──────── RAW RECORDS ────────
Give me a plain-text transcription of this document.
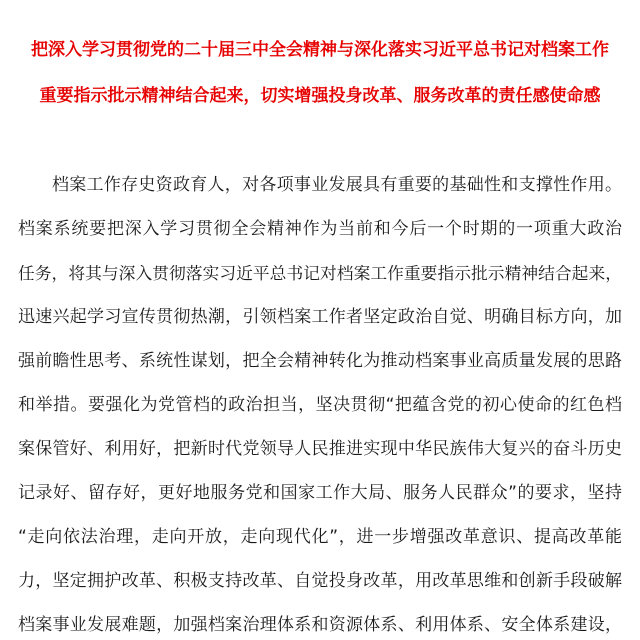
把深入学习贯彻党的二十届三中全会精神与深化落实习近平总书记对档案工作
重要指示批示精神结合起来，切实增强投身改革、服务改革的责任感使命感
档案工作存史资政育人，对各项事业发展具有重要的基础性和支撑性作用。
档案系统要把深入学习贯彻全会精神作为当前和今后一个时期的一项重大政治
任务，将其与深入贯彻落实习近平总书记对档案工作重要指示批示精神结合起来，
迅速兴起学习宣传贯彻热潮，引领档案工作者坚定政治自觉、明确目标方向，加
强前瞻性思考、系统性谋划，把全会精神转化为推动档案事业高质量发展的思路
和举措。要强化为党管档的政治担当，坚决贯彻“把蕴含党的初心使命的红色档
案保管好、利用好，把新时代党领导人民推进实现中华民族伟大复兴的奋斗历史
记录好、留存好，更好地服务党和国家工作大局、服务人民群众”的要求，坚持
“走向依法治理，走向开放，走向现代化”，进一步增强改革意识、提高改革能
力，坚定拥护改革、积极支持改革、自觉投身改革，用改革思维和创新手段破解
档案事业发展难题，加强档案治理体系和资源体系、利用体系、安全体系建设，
────────
Print the complete listing exactly as it stands, without its pictures.

Give me a plain-text transcription of this document.
把深入学习贯彻党的二十届三中全会精神与深化落实习近平总书记对档案工作
重要指示批示精神结合起来，切实增强投身改革、服务改革的责任感使命感
档案工作存史资政育人，对各项事业发展具有重要的基础性和支撑性作用。
档案系统要把深入学习贯彻全会精神作为当前和今后一个时期的一项重大政治
任务，将其与深入贯彻落实习近平总书记对档案工作重要指示批示精神结合起来，
迅速兴起学习宣传贯彻热潮，引领档案工作者坚定政治自觉、明确目标方向，加
强前瞻性思考、系统性谋划，把全会精神转化为推动档案事业高质量发展的思路
和举措。要强化为党管档的政治担当，坚决贯彻“把蕴含党的初心使命的红色档
案保管好、利用好，把新时代党领导人民推进实现中华民族伟大复兴的奋斗历史
记录好、留存好，更好地服务党和国家工作大局、服务人民群众”的要求，坚持
“走向依法治理，走向开放，走向现代化”，进一步增强改革意识、提高改革能
力，坚定拥护改革、积极支持改革、自觉投身改革，用改革思维和创新手段破解
档案事业发展难题，加强档案治理体系和资源体系、利用体系、安全体系建设，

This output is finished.